— begin SUPPLIED ENTRIES —

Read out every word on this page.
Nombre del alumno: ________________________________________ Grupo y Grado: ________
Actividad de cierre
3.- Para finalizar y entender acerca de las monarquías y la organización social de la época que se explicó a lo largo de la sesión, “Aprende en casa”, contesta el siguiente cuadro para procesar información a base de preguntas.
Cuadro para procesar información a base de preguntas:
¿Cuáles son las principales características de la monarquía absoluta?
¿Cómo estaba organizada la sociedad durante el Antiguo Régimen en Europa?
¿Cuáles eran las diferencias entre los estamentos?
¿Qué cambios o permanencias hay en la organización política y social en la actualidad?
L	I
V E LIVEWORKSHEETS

— end SUPPLIED ENTRIES —

#### [YOUR OBJECTIVE]
Report all lines of the material that contain the word "información".

#### [THE RESPONSE]
3.- Para finalizar y entender acerca de las monarquías y la organización social de la época que se explicó a lo largo de la sesión, “Aprende en casa”, contesta el siguiente cuadro para procesar información a base de preguntas.
Cuadro para procesar información a base de preguntas:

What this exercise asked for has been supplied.